**Listed records**
-- START --

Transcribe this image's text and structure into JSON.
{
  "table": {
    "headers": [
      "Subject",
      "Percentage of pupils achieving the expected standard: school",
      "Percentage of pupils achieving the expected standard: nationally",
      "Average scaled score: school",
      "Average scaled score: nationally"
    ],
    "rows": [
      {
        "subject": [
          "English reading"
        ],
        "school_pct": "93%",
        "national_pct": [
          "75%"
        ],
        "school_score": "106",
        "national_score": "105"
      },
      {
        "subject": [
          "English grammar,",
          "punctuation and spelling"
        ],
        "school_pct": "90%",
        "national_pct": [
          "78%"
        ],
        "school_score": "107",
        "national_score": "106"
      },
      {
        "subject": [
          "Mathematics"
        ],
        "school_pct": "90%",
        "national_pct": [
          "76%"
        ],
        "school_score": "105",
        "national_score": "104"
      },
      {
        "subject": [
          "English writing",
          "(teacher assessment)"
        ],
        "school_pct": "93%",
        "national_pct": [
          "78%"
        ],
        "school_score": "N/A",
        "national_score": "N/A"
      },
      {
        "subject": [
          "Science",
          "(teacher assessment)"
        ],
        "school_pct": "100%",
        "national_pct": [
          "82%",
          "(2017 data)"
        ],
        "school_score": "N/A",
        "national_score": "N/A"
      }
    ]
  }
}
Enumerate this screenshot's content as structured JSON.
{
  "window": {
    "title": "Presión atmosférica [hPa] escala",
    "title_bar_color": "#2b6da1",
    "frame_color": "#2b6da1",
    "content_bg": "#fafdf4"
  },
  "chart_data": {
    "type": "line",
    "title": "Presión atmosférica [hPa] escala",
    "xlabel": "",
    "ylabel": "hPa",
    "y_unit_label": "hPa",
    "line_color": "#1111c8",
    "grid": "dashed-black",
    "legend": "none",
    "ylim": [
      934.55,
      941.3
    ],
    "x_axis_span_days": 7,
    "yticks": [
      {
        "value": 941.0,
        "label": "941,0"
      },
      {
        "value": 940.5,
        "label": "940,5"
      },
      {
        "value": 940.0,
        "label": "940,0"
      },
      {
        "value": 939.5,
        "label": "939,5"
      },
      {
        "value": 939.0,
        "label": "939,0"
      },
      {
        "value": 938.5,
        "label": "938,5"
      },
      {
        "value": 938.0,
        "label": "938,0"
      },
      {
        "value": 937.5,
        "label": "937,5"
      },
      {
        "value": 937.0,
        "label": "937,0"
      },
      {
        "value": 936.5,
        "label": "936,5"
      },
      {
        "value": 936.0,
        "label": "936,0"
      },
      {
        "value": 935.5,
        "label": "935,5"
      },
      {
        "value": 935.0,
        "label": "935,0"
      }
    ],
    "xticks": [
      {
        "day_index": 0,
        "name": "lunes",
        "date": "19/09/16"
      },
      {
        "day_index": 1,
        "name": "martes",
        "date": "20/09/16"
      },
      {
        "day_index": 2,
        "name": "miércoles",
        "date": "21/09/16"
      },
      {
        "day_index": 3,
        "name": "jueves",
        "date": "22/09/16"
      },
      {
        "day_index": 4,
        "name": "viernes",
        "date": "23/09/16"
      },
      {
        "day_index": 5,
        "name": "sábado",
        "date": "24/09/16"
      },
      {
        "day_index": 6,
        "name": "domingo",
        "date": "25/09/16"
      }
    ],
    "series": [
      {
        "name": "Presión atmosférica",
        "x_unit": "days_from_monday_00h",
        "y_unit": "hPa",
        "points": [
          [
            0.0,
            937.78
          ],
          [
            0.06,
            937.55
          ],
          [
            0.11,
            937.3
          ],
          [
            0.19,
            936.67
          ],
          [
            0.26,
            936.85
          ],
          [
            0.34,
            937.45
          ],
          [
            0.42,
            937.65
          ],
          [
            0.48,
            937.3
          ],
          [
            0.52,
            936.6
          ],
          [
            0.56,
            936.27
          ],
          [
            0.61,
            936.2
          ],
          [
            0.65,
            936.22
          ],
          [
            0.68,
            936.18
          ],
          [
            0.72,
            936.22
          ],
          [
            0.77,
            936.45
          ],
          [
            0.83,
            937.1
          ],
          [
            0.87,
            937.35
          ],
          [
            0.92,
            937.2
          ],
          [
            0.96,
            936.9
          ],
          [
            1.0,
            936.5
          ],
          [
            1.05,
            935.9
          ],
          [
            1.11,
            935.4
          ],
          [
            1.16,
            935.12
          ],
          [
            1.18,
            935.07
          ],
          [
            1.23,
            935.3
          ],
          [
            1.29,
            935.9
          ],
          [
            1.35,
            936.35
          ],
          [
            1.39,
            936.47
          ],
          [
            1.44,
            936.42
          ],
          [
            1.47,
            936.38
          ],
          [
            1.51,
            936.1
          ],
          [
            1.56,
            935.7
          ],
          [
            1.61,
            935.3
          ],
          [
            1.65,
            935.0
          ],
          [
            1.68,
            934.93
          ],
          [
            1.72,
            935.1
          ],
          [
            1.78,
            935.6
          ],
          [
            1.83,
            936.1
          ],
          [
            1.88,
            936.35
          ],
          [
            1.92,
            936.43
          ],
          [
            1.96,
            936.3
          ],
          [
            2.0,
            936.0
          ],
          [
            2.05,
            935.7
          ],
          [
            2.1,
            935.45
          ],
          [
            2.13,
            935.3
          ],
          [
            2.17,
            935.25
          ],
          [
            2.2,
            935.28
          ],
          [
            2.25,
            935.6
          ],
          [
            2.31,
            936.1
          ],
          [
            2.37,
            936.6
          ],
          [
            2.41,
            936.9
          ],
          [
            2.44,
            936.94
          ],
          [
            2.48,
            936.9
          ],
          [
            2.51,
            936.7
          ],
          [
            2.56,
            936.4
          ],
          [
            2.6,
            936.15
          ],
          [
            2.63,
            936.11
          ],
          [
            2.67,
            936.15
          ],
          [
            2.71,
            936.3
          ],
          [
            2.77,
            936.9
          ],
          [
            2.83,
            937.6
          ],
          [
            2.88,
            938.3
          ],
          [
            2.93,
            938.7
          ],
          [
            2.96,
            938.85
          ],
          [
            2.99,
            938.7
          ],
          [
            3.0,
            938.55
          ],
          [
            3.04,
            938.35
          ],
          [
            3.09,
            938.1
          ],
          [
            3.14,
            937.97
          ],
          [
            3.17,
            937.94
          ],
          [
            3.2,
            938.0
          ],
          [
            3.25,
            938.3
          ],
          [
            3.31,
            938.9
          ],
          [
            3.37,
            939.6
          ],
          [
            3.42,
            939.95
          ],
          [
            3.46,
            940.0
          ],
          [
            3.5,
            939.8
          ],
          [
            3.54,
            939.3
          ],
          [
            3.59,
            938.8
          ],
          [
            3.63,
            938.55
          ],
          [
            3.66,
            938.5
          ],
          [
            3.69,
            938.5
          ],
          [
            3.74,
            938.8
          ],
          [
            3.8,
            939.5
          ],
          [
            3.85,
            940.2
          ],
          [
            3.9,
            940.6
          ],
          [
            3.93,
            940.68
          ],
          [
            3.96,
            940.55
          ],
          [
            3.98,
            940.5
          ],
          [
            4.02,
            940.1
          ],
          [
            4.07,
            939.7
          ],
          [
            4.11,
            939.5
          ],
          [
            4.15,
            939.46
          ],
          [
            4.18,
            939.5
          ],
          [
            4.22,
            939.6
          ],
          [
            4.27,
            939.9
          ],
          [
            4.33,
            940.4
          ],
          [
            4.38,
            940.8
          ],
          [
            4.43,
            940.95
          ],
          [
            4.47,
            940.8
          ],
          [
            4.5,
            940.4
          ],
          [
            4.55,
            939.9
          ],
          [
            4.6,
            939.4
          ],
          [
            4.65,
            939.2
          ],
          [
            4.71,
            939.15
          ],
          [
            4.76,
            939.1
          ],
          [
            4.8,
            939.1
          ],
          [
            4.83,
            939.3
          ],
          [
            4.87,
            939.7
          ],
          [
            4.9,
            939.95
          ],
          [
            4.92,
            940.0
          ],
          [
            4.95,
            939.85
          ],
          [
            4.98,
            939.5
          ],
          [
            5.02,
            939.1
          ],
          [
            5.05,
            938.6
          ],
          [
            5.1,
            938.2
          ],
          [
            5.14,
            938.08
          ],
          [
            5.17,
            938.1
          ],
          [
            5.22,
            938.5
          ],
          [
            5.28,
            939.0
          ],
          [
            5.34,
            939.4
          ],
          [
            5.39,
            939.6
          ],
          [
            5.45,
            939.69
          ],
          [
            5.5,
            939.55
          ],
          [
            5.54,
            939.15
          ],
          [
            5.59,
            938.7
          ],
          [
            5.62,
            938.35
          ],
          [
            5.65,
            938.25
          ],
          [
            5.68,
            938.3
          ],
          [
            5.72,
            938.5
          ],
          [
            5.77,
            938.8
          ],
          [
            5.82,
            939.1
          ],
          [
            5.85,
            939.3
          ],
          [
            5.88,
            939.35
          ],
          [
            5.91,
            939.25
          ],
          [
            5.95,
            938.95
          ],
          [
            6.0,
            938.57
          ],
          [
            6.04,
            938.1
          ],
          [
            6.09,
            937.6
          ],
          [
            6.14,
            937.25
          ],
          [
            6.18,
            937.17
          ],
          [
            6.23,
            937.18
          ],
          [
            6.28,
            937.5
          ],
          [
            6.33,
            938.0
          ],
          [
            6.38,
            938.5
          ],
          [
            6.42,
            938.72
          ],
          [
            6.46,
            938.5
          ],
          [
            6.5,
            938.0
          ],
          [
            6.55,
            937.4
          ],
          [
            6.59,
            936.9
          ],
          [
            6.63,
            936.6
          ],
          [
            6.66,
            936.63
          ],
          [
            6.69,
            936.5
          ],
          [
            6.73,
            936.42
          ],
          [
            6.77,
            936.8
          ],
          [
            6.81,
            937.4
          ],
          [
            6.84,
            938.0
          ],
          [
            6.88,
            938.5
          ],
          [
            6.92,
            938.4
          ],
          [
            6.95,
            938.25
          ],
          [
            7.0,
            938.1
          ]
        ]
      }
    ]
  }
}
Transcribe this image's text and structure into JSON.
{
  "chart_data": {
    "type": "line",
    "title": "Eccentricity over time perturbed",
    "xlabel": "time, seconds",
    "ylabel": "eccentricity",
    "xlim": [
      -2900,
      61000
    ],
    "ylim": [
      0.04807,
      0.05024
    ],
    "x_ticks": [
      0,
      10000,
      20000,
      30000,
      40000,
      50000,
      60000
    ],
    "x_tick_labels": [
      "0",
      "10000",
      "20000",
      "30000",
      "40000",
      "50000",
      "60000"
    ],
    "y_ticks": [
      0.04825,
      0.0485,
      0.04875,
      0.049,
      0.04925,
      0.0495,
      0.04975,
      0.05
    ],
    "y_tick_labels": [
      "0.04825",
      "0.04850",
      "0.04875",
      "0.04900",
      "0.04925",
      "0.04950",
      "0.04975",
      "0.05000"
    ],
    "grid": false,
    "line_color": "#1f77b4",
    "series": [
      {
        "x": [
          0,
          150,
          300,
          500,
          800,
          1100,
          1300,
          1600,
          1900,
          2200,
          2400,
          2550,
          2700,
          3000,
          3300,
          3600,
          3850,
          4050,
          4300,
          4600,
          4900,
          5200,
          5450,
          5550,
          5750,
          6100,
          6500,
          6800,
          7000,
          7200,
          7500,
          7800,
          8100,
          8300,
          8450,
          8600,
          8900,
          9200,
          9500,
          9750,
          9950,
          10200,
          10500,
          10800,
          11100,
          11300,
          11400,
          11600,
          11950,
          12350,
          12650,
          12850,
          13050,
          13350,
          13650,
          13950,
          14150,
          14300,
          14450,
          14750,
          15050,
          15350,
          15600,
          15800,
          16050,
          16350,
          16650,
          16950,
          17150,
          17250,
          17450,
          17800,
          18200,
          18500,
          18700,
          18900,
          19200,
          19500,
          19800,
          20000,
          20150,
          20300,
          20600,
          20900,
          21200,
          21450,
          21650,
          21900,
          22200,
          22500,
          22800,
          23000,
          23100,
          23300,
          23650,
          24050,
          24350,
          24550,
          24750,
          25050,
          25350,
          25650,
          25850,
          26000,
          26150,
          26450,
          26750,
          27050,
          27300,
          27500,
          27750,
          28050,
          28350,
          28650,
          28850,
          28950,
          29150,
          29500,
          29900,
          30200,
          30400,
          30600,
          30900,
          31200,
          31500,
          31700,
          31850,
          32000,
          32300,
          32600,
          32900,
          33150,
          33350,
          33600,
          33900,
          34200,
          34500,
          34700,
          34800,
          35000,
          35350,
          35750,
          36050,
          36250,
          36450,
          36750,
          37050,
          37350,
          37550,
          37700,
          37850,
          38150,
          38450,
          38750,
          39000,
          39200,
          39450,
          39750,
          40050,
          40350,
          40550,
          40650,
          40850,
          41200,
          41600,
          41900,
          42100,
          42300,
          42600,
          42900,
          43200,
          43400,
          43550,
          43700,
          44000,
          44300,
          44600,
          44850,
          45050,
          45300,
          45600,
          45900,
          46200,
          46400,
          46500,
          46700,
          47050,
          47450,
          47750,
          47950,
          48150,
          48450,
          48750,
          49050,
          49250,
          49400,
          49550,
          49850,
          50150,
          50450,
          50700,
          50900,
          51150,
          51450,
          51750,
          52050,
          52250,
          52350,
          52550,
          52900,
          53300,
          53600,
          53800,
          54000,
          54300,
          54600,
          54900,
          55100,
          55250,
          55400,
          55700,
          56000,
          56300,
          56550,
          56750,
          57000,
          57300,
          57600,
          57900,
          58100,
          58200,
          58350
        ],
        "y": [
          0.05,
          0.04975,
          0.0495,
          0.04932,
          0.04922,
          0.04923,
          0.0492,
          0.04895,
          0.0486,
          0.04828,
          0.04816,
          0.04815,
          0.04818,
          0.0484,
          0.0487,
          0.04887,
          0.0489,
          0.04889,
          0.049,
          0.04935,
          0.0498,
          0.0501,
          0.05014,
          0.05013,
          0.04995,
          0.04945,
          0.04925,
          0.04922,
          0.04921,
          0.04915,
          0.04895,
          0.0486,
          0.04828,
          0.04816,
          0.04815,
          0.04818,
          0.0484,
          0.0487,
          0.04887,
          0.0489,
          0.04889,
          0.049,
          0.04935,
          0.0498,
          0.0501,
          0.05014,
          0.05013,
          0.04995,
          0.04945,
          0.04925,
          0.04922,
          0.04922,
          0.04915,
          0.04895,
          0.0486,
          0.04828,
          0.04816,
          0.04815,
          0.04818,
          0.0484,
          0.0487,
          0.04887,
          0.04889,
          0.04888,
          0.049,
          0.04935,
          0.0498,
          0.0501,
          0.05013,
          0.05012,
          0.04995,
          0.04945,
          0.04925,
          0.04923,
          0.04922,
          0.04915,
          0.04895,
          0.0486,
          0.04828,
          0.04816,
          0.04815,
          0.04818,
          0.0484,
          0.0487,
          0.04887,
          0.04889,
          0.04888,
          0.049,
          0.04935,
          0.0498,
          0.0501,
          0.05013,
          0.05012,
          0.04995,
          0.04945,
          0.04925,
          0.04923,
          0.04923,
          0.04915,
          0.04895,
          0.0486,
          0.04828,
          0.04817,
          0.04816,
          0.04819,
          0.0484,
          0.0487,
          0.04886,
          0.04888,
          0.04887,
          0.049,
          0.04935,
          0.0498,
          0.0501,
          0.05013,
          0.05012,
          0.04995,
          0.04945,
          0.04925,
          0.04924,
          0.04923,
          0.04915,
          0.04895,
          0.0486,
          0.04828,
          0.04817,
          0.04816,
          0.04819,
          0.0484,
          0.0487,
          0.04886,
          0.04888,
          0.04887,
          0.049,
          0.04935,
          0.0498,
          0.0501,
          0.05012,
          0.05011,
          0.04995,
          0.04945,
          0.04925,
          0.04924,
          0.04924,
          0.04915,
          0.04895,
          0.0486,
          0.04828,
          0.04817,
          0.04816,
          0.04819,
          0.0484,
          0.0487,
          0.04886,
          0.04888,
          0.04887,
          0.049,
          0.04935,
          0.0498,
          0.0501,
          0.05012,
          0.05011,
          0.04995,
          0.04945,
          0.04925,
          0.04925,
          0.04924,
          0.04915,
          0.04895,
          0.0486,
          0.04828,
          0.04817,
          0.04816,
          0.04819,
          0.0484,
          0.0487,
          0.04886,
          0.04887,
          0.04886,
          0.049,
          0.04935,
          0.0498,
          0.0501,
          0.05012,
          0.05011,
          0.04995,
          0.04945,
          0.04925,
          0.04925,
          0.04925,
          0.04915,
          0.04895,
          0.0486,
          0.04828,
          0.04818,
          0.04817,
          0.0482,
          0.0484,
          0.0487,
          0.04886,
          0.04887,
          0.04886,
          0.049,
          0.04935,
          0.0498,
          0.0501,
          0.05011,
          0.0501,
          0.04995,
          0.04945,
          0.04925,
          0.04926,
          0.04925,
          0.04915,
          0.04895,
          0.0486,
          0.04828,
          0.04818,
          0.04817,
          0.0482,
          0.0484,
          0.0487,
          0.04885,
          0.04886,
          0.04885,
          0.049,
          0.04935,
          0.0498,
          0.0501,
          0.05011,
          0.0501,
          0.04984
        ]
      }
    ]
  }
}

-- END --

**Your instructions**
Scan the material above. Extract every line in which the word "date" occurs.

**Expected answer**
        "date": "19/09/16"
        "date": "20/09/16"
        "date": "21/09/16"
        "date": "22/09/16"
        "date": "23/09/16"
        "date": "24/09/16"
        "date": "25/09/16"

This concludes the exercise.